◆ Structured figure records
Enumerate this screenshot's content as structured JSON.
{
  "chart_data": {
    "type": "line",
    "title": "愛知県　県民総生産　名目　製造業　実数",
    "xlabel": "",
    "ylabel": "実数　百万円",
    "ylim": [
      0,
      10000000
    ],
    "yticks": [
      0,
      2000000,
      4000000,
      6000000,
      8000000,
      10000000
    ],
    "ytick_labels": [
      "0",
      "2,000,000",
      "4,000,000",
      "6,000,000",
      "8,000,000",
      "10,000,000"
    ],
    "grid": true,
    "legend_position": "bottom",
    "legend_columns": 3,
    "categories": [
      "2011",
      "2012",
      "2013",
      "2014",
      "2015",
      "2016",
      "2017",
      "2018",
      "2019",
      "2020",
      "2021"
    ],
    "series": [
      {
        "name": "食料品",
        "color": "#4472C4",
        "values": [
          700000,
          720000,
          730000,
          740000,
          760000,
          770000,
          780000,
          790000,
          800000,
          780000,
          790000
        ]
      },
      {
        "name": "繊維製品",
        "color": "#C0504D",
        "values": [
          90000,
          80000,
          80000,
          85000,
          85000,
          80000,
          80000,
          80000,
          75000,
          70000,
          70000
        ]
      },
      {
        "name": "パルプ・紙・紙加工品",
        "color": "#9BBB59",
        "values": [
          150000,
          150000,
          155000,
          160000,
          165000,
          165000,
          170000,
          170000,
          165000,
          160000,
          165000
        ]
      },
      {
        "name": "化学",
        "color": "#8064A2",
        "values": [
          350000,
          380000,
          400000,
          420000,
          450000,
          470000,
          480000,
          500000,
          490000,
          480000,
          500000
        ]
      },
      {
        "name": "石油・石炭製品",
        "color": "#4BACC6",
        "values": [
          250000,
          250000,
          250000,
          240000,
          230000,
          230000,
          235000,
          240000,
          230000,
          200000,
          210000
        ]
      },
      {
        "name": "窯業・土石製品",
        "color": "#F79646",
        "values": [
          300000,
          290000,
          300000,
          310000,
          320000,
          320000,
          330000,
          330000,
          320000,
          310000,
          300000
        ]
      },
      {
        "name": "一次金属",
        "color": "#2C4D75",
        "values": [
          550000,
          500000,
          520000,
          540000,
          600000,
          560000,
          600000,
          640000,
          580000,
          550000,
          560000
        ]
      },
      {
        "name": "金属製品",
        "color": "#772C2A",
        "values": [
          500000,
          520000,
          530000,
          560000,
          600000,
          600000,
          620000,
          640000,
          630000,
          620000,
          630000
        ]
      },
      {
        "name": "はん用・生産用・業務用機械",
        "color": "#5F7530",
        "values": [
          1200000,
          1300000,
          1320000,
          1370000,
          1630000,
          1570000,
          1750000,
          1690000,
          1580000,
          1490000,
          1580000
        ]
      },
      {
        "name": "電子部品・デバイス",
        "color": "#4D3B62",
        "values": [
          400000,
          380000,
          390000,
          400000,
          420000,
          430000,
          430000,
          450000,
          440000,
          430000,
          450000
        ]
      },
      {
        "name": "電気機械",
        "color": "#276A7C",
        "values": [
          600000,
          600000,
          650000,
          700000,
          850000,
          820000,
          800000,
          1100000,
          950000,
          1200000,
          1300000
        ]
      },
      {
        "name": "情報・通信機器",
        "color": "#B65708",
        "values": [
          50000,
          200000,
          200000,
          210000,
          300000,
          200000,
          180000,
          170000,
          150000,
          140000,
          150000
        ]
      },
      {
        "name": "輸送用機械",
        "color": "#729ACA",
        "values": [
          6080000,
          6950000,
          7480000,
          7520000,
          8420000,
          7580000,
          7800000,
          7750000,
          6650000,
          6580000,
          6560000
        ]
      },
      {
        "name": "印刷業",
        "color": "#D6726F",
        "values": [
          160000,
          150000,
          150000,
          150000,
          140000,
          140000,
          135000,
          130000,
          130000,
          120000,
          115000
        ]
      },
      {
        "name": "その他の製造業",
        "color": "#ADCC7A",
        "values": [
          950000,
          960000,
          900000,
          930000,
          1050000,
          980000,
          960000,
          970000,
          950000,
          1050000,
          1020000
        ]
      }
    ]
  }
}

◆ Task goal
Retype the data exactly as given.

◆ Written response
Enumerate this screenshot's content as structured JSON.
{
  "chart_data": {
    "type": "line",
    "title": "愛知県　県民総生産　名目　製造業　実数",
    "xlabel": "",
    "ylabel": "実数　百万円",
    "ylim": [
      0,
      10000000
    ],
    "yticks": [
      0,
      2000000,
      4000000,
      6000000,
      8000000,
      10000000
    ],
    "ytick_labels": [
      "0",
      "2,000,000",
      "4,000,000",
      "6,000,000",
      "8,000,000",
      "10,000,000"
    ],
    "grid": true,
    "legend_position": "bottom",
    "legend_columns": 3,
    "categories": [
      "2011",
      "2012",
      "2013",
      "2014",
      "2015",
      "2016",
      "2017",
      "2018",
      "2019",
      "2020",
      "2021"
    ],
    "series": [
      {
        "name": "食料品",
        "color": "#4472C4",
        "values": [
          700000,
          720000,
          730000,
          740000,
          760000,
          770000,
          780000,
          790000,
          800000,
          780000,
          790000
        ]
      },
      {
        "name": "繊維製品",
        "color": "#C0504D",
        "values": [
          90000,
          80000,
          80000,
          85000,
          85000,
          80000,
          80000,
          80000,
          75000,
          70000,
          70000
        ]
      },
      {
        "name": "パルプ・紙・紙加工品",
        "color": "#9BBB59",
        "values": [
          150000,
          150000,
          155000,
          160000,
          165000,
          165000,
          170000,
          170000,
          165000,
          160000,
          165000
        ]
      },
      {
        "name": "化学",
        "color": "#8064A2",
        "values": [
          350000,
          380000,
          400000,
          420000,
          450000,
          470000,
          480000,
          500000,
          490000,
          480000,
          500000
        ]
      },
      {
        "name": "石油・石炭製品",
        "color": "#4BACC6",
        "values": [
          250000,
          250000,
          250000,
          240000,
          230000,
          230000,
          235000,
          240000,
          230000,
          200000,
          210000
        ]
      },
      {
        "name": "窯業・土石製品",
        "color": "#F79646",
        "values": [
          300000,
          290000,
          300000,
          310000,
          320000,
          320000,
          330000,
          330000,
          320000,
          310000,
          300000
        ]
      },
      {
        "name": "一次金属",
        "color": "#2C4D75",
        "values": [
          550000,
          500000,
          520000,
          540000,
          600000,
          560000,
          600000,
          640000,
          580000,
          550000,
          560000
        ]
      },
      {
        "name": "金属製品",
        "color": "#772C2A",
        "values": [
          500000,
          520000,
          530000,
          560000,
          600000,
          600000,
          620000,
          640000,
          630000,
          620000,
          630000
        ]
      },
      {
        "name": "はん用・生産用・業務用機械",
        "color": "#5F7530",
        "values": [
          1200000,
          1300000,
          1320000,
          1370000,
          1630000,
          1570000,
          1750000,
          1690000,
          1580000,
          1490000,
          1580000
        ]
      },
      {
        "name": "電子部品・デバイス",
        "color": "#4D3B62",
        "values": [
          400000,
          380000,
          390000,
          400000,
          420000,
          430000,
          430000,
          450000,
          440000,
          430000,
          450000
        ]
      },
      {
        "name": "電気機械",
        "color": "#276A7C",
        "values": [
          600000,
          600000,
          650000,
          700000,
          850000,
          820000,
          800000,
          1100000,
          950000,
          1200000,
          1300000
        ]
      },
      {
        "name": "情報・通信機器",
        "color": "#B65708",
        "values": [
          50000,
          200000,
          200000,
          210000,
          300000,
          200000,
          180000,
          170000,
          150000,
          140000,
          150000
        ]
      },
      {
        "name": "輸送用機械",
        "color": "#729ACA",
        "values": [
          6080000,
          6950000,
          7480000,
          7520000,
          8420000,
          7580000,
          7800000,
          7750000,
          6650000,
          6580000,
          6560000
        ]
      },
      {
        "name": "印刷業",
        "color": "#D6726F",
        "values": [
          160000,
          150000,
          150000,
          150000,
          140000,
          140000,
          135000,
          130000,
          130000,
          120000,
          115000
        ]
      },
      {
        "name": "その他の製造業",
        "color": "#ADCC7A",
        "values": [
          950000,
          960000,
          900000,
          930000,
          1050000,
          980000,
          960000,
          970000,
          950000,
          1050000,
          1020000
        ]
      }
    ]
  }
}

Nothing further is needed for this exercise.